* _What the exercise asks_
The records below hold pictures; please leave those out and retype the rest exactly.

++++ Exercise material

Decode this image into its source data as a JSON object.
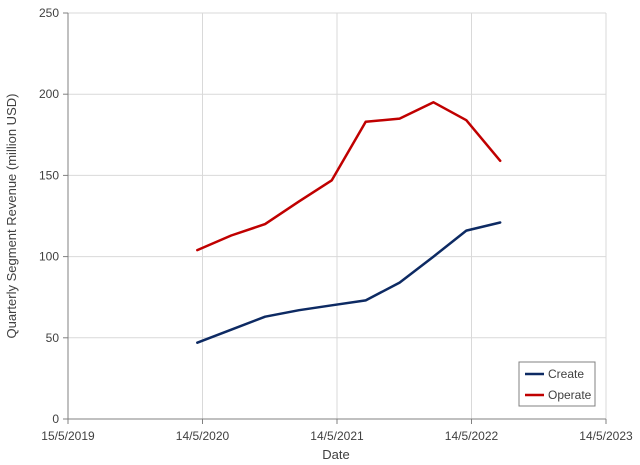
{
  "chart_data": {
    "type": "line",
    "title": "",
    "xlabel": "Date",
    "ylabel": "Quarterly Segment Revenue (million USD)",
    "ylim": [
      0,
      250
    ],
    "xlim": [
      "2019-05-15",
      "2023-05-14"
    ],
    "y_ticks": [
      0,
      50,
      100,
      150,
      200,
      250
    ],
    "x_ticks": [
      {
        "label": "15/5/2019",
        "date": "2019-05-15"
      },
      {
        "label": "14/5/2020",
        "date": "2020-05-14"
      },
      {
        "label": "14/5/2021",
        "date": "2021-05-14"
      },
      {
        "label": "14/5/2022",
        "date": "2022-05-14"
      },
      {
        "label": "14/5/2023",
        "date": "2023-05-14"
      }
    ],
    "grid": true,
    "legend_position": "bottom-right",
    "series": [
      {
        "name": "Create",
        "color": "#0d2a63",
        "points": [
          {
            "x": "2020-04-30",
            "y": 47
          },
          {
            "x": "2020-07-31",
            "y": 55
          },
          {
            "x": "2020-10-31",
            "y": 63
          },
          {
            "x": "2021-01-31",
            "y": 67
          },
          {
            "x": "2021-04-30",
            "y": 70
          },
          {
            "x": "2021-07-31",
            "y": 73
          },
          {
            "x": "2021-10-31",
            "y": 84
          },
          {
            "x": "2022-01-31",
            "y": 100
          },
          {
            "x": "2022-04-30",
            "y": 116
          },
          {
            "x": "2022-07-31",
            "y": 121
          }
        ]
      },
      {
        "name": "Operate",
        "color": "#c00000",
        "points": [
          {
            "x": "2020-04-30",
            "y": 104
          },
          {
            "x": "2020-07-31",
            "y": 113
          },
          {
            "x": "2020-10-31",
            "y": 120
          },
          {
            "x": "2021-01-31",
            "y": 134
          },
          {
            "x": "2021-04-30",
            "y": 147
          },
          {
            "x": "2021-07-31",
            "y": 183
          },
          {
            "x": "2021-10-31",
            "y": 185
          },
          {
            "x": "2022-01-31",
            "y": 195
          },
          {
            "x": "2022-04-30",
            "y": 184
          },
          {
            "x": "2022-07-31",
            "y": 159
          }
        ]
      }
    ]
  }
}
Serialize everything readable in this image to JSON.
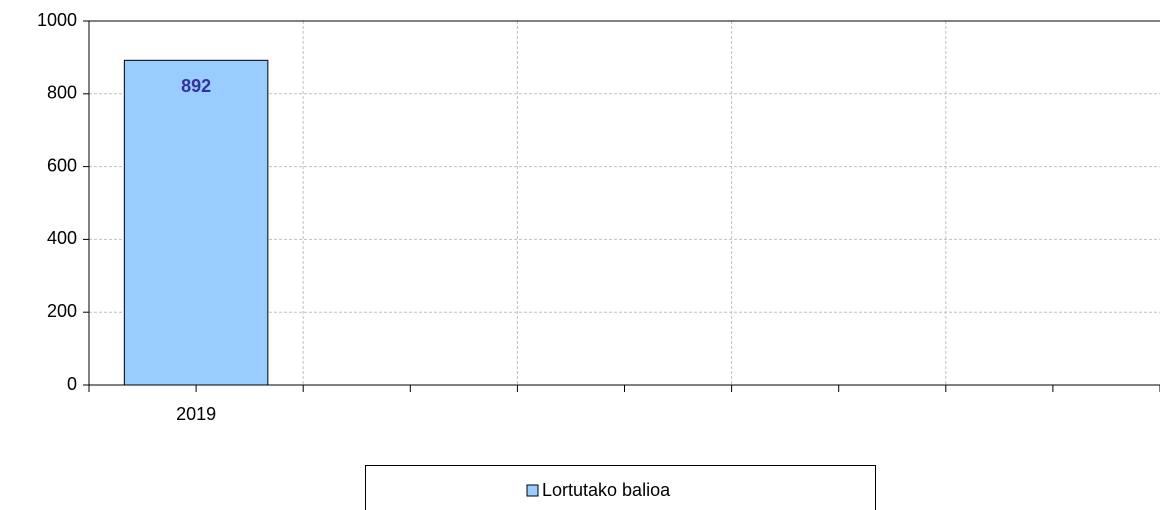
{
  "chart_data": {
    "type": "bar",
    "categories": [
      "2019",
      null,
      null,
      null,
      null
    ],
    "series": [
      {
        "name": "Lortutako balioa",
        "color": "#99ccff",
        "values": [
          892,
          null,
          null,
          null,
          null
        ]
      }
    ],
    "ylim": [
      0,
      1000
    ],
    "yticks": [
      0,
      200,
      400,
      600,
      800,
      1000
    ],
    "grid": true,
    "legend": "bottom"
  }
}
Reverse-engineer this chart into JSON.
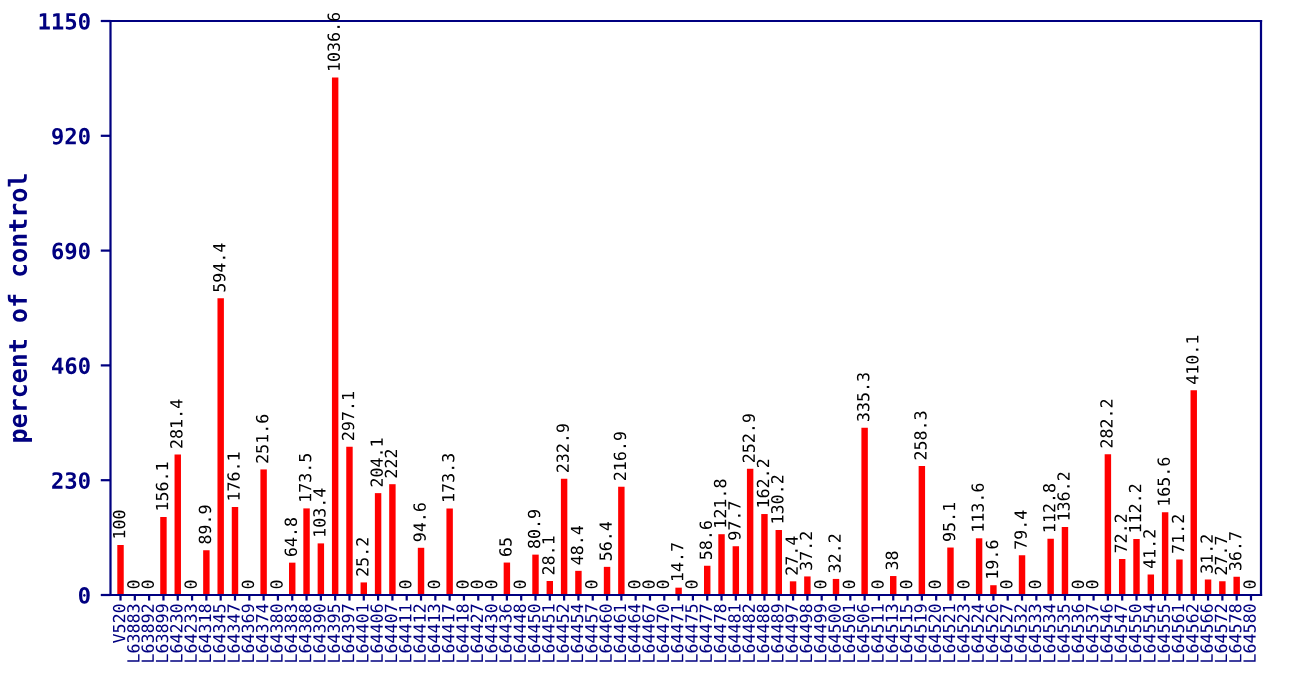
{
  "chart_data": {
    "type": "bar",
    "ylabel": "percent of control",
    "categories": [
      "V520",
      "L63883",
      "L63892",
      "L63899",
      "L64230",
      "L64233",
      "L64318",
      "L64345",
      "L64347",
      "L64369",
      "L64374",
      "L64380",
      "L64383",
      "L64388",
      "L64390",
      "L64395",
      "L64397",
      "L64401",
      "L64406",
      "L64407",
      "L64411",
      "L64412",
      "L64413",
      "L64417",
      "L64418",
      "L64427",
      "L64430",
      "L64436",
      "L64448",
      "L64450",
      "L64451",
      "L64452",
      "L64454",
      "L64457",
      "L64460",
      "L64461",
      "L64464",
      "L64467",
      "L64470",
      "L64471",
      "L64475",
      "L64477",
      "L64478",
      "L64481",
      "L64482",
      "L64488",
      "L64489",
      "L64497",
      "L64498",
      "L64499",
      "L64500",
      "L64501",
      "L64506",
      "L64511",
      "L64513",
      "L64515",
      "L64519",
      "L64520",
      "L64521",
      "L64523",
      "L64524",
      "L64526",
      "L64527",
      "L64532",
      "L64533",
      "L64534",
      "L64535",
      "L64536",
      "L64537",
      "L64546",
      "L64547",
      "L64550",
      "L64554",
      "L64555",
      "L64561",
      "L64562",
      "L64566",
      "L64572",
      "L64578",
      "L64580"
    ],
    "values": [
      100,
      0,
      0,
      156.1,
      281.4,
      0,
      89.9,
      594.4,
      176.1,
      0,
      251.6,
      0,
      64.8,
      173.5,
      103.4,
      1036.6,
      297.1,
      25.2,
      204.1,
      222,
      0,
      94.6,
      0,
      173.3,
      0,
      0,
      0,
      65,
      0,
      80.9,
      28.1,
      232.9,
      48.4,
      0,
      56.4,
      216.9,
      0,
      0,
      0,
      14.7,
      0,
      58.6,
      121.8,
      97.7,
      252.9,
      162.2,
      130.2,
      27.4,
      37.2,
      0,
      32.2,
      0,
      335.3,
      0,
      38,
      0,
      258.3,
      0,
      95.1,
      0,
      113.6,
      19.6,
      0,
      79.4,
      0,
      112.8,
      136.2,
      0,
      0,
      282.2,
      72.2,
      112.2,
      41.2,
      165.6,
      71.2,
      410.1,
      31.2,
      27.7,
      36.7,
      0
    ],
    "color": "#ff0000",
    "ylim": [
      0,
      1150
    ],
    "yticks": [
      0,
      230,
      460,
      690,
      920,
      1150
    ],
    "data_labels": true,
    "grid": false
  }
}
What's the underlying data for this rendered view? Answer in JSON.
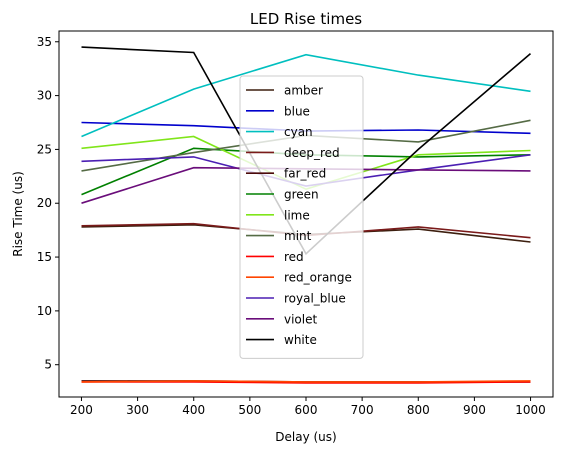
{
  "chart_data": {
    "type": "line",
    "title": "LED Rise times",
    "xlabel": "Delay (us)",
    "ylabel": "Rise Time (us)",
    "x": [
      200,
      400,
      600,
      800,
      1000
    ],
    "xlim": [
      160,
      1040
    ],
    "ylim": [
      2.0,
      36.0
    ],
    "xticks": [
      200,
      300,
      400,
      500,
      600,
      700,
      800,
      900,
      1000
    ],
    "yticks": [
      5,
      10,
      15,
      20,
      25,
      30,
      35
    ],
    "grid": false,
    "legend_position": "center",
    "series": [
      {
        "name": "amber",
        "color": "#3d1f0f",
        "values": [
          17.8,
          18.0,
          17.1,
          17.6,
          16.4
        ]
      },
      {
        "name": "blue",
        "color": "#0000cc",
        "values": [
          27.5,
          27.2,
          26.7,
          26.8,
          26.5
        ]
      },
      {
        "name": "cyan",
        "color": "#00bfbf",
        "values": [
          26.2,
          30.6,
          33.8,
          31.9,
          30.4
        ]
      },
      {
        "name": "deep_red",
        "color": "#7a1a1a",
        "values": [
          17.9,
          18.1,
          17.0,
          17.8,
          16.8
        ]
      },
      {
        "name": "far_red",
        "color": "#4b0a0a",
        "values": [
          3.5,
          3.5,
          3.4,
          3.4,
          3.4
        ]
      },
      {
        "name": "green",
        "color": "#008000",
        "values": [
          20.8,
          25.1,
          24.5,
          24.3,
          24.5
        ]
      },
      {
        "name": "lime",
        "color": "#80e51a",
        "values": [
          25.1,
          26.2,
          21.3,
          24.5,
          24.9
        ]
      },
      {
        "name": "mint",
        "color": "#556b45",
        "values": [
          23.0,
          24.7,
          26.3,
          25.7,
          27.7
        ]
      },
      {
        "name": "red",
        "color": "#ff0000",
        "values": [
          3.4,
          3.4,
          3.3,
          3.3,
          3.4
        ]
      },
      {
        "name": "red_orange",
        "color": "#ff4500",
        "values": [
          3.4,
          3.5,
          3.4,
          3.4,
          3.5
        ]
      },
      {
        "name": "royal_blue",
        "color": "#4b1fb3",
        "values": [
          23.9,
          24.3,
          21.6,
          23.1,
          24.5
        ]
      },
      {
        "name": "violet",
        "color": "#6a0d7a",
        "values": [
          20.0,
          23.3,
          23.2,
          23.1,
          23.0
        ]
      },
      {
        "name": "white",
        "color": "#000000",
        "values": [
          34.5,
          34.0,
          15.3,
          25.0,
          33.9
        ]
      }
    ]
  }
}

++++++++

* _Response for this exercise_
Decode this image into its source data as a JSON object.
{
  "chart_data": {
    "type": "line",
    "title": "",
    "xlabel": "Date",
    "ylabel": "Quarterly Segment Revenue (million USD)",
    "ylim": [
      0,
      250
    ],
    "xlim": [
      "2019-05-15",
      "2023-05-14"
    ],
    "y_ticks": [
      0,
      50,
      100,
      150,
      200,
      250
    ],
    "x_ticks": [
      {
        "label": "15/5/2019",
        "date": "2019-05-15"
      },
      {
        "label": "14/5/2020",
        "date": "2020-05-14"
      },
      {
        "label": "14/5/2021",
        "date": "2021-05-14"
      },
      {
        "label": "14/5/2022",
        "date": "2022-05-14"
      },
      {
        "label": "14/5/2023",
        "date": "2023-05-14"
      }
    ],
    "grid": true,
    "legend_position": "bottom-right",
    "series": [
      {
        "name": "Create",
        "color": "#0d2a63",
        "points": [
          {
            "x": "2020-04-30",
            "y": 47
          },
          {
            "x": "2020-07-31",
            "y": 55
          },
          {
            "x": "2020-10-31",
            "y": 63
          },
          {
            "x": "2021-01-31",
            "y": 67
          },
          {
            "x": "2021-04-30",
            "y": 70
          },
          {
            "x": "2021-07-31",
            "y": 73
          },
          {
            "x": "2021-10-31",
            "y": 84
          },
          {
            "x": "2022-01-31",
            "y": 100
          },
          {
            "x": "2022-04-30",
            "y": 116
          },
          {
            "x": "2022-07-31",
            "y": 121
          }
        ]
      },
      {
        "name": "Operate",
        "color": "#c00000",
        "points": [
          {
            "x": "2020-04-30",
            "y": 104
          },
          {
            "x": "2020-07-31",
            "y": 113
          },
          {
            "x": "2020-10-31",
            "y": 120
          },
          {
            "x": "2021-01-31",
            "y": 134
          },
          {
            "x": "2021-04-30",
            "y": 147
          },
          {
            "x": "2021-07-31",
            "y": 183
          },
          {
            "x": "2021-10-31",
            "y": 185
          },
          {
            "x": "2022-01-31",
            "y": 195
          },
          {
            "x": "2022-04-30",
            "y": 184
          },
          {
            "x": "2022-07-31",
            "y": 159
          }
        ]
      }
    ]
  }
}
Serialize everything readable in this image to JSON.
{
  "chart_data": {
    "type": "bar",
    "categories": [
      "2019",
      null,
      null,
      null,
      null
    ],
    "series": [
      {
        "name": "Lortutako balioa",
        "color": "#99ccff",
        "values": [
          892,
          null,
          null,
          null,
          null
        ]
      }
    ],
    "ylim": [
      0,
      1000
    ],
    "yticks": [
      0,
      200,
      400,
      600,
      800,
      1000
    ],
    "grid": true,
    "legend": "bottom"
  }
}
Reverse-engineer this chart into JSON.
{
  "chart_data": {
    "type": "bar",
    "ylabel": "percent of control",
    "categories": [
      "V520",
      "L63883",
      "L63892",
      "L63899",
      "L64230",
      "L64233",
      "L64318",
      "L64345",
      "L64347",
      "L64369",
      "L64374",
      "L64380",
      "L64383",
      "L64388",
      "L64390",
      "L64395",
      "L64397",
      "L64401",
      "L64406",
      "L64407",
      "L64411",
      "L64412",
      "L64413",
      "L64417",
      "L64418",
      "L64427",
      "L64430",
      "L64436",
      "L64448",
      "L64450",
      "L64451",
      "L64452",
      "L64454",
      "L64457",
      "L64460",
      "L64461",
      "L64464",
      "L64467",
      "L64470",
      "L64471",
      "L64475",
      "L64477",
      "L64478",
      "L64481",
      "L64482",
      "L64488",
      "L64489",
      "L64497",
      "L64498",
      "L64499",
      "L64500",
      "L64501",
      "L64506",
      "L64511",
      "L64513",
      "L64515",
      "L64519",
      "L64520",
      "L64521",
      "L64523",
      "L64524",
      "L64526",
      "L64527",
      "L64532",
      "L64533",
      "L64534",
      "L64535",
      "L64536",
      "L64537",
      "L64546",
      "L64547",
      "L64550",
      "L64554",
      "L64555",
      "L64561",
      "L64562",
      "L64566",
      "L64572",
      "L64578",
      "L64580"
    ],
    "values": [
      100,
      0,
      0,
      156.1,
      281.4,
      0,
      89.9,
      594.4,
      176.1,
      0,
      251.6,
      0,
      64.8,
      173.5,
      103.4,
      1036.6,
      297.1,
      25.2,
      204.1,
      222,
      0,
      94.6,
      0,
      173.3,
      0,
      0,
      0,
      65,
      0,
      80.9,
      28.1,
      232.9,
      48.4,
      0,
      56.4,
      216.9,
      0,
      0,
      0,
      14.7,
      0,
      58.6,
      121.8,
      97.7,
      252.9,
      162.2,
      130.2,
      27.4,
      37.2,
      0,
      32.2,
      0,
      335.3,
      0,
      38,
      0,
      258.3,
      0,
      95.1,
      0,
      113.6,
      19.6,
      0,
      79.4,
      0,
      112.8,
      136.2,
      0,
      0,
      282.2,
      72.2,
      112.2,
      41.2,
      165.6,
      71.2,
      410.1,
      31.2,
      27.7,
      36.7,
      0
    ],
    "color": "#ff0000",
    "ylim": [
      0,
      1150
    ],
    "yticks": [
      0,
      230,
      460,
      690,
      920,
      1150
    ],
    "data_labels": true,
    "grid": false
  }
}
What's the underlying data for this rendered view? Answer in JSON.
{
  "chart_data": {
    "type": "line",
    "title": "LED Rise times",
    "xlabel": "Delay (us)",
    "ylabel": "Rise Time (us)",
    "x": [
      200,
      400,
      600,
      800,
      1000
    ],
    "xlim": [
      160,
      1040
    ],
    "ylim": [
      2.0,
      36.0
    ],
    "xticks": [
      200,
      300,
      400,
      500,
      600,
      700,
      800,
      900,
      1000
    ],
    "yticks": [
      5,
      10,
      15,
      20,
      25,
      30,
      35
    ],
    "grid": false,
    "legend_position": "center",
    "series": [
      {
        "name": "amber",
        "color": "#3d1f0f",
        "values": [
          17.8,
          18.0,
          17.1,
          17.6,
          16.4
        ]
      },
      {
        "name": "blue",
        "color": "#0000cc",
        "values": [
          27.5,
          27.2,
          26.7,
          26.8,
          26.5
        ]
      },
      {
        "name": "cyan",
        "color": "#00bfbf",
        "values": [
          26.2,
          30.6,
          33.8,
          31.9,
          30.4
        ]
      },
      {
        "name": "deep_red",
        "color": "#7a1a1a",
        "values": [
          17.9,
          18.1,
          17.0,
          17.8,
          16.8
        ]
      },
      {
        "name": "far_red",
        "color": "#4b0a0a",
        "values": [
          3.5,
          3.5,
          3.4,
          3.4,
          3.4
        ]
      },
      {
        "name": "green",
        "color": "#008000",
        "values": [
          20.8,
          25.1,
          24.5,
          24.3,
          24.5
        ]
      },
      {
        "name": "lime",
        "color": "#80e51a",
        "values": [
          25.1,
          26.2,
          21.3,
          24.5,
          24.9
        ]
      },
      {
        "name": "mint",
        "color": "#556b45",
        "values": [
          23.0,
          24.7,
          26.3,
          25.7,
          27.7
        ]
      },
      {
        "name": "red",
        "color": "#ff0000",
        "values": [
          3.4,
          3.4,
          3.3,
          3.3,
          3.4
        ]
      },
      {
        "name": "red_orange",
        "color": "#ff4500",
        "values": [
          3.4,
          3.5,
          3.4,
          3.4,
          3.5
        ]
      },
      {
        "name": "royal_blue",
        "color": "#4b1fb3",
        "values": [
          23.9,
          24.3,
          21.6,
          23.1,
          24.5
        ]
      },
      {
        "name": "violet",
        "color": "#6a0d7a",
        "values": [
          20.0,
          23.3,
          23.2,
          23.1,
          23.0
        ]
      },
      {
        "name": "white",
        "color": "#000000",
        "values": [
          34.5,
          34.0,
          15.3,
          25.0,
          33.9
        ]
      }
    ]
  }
}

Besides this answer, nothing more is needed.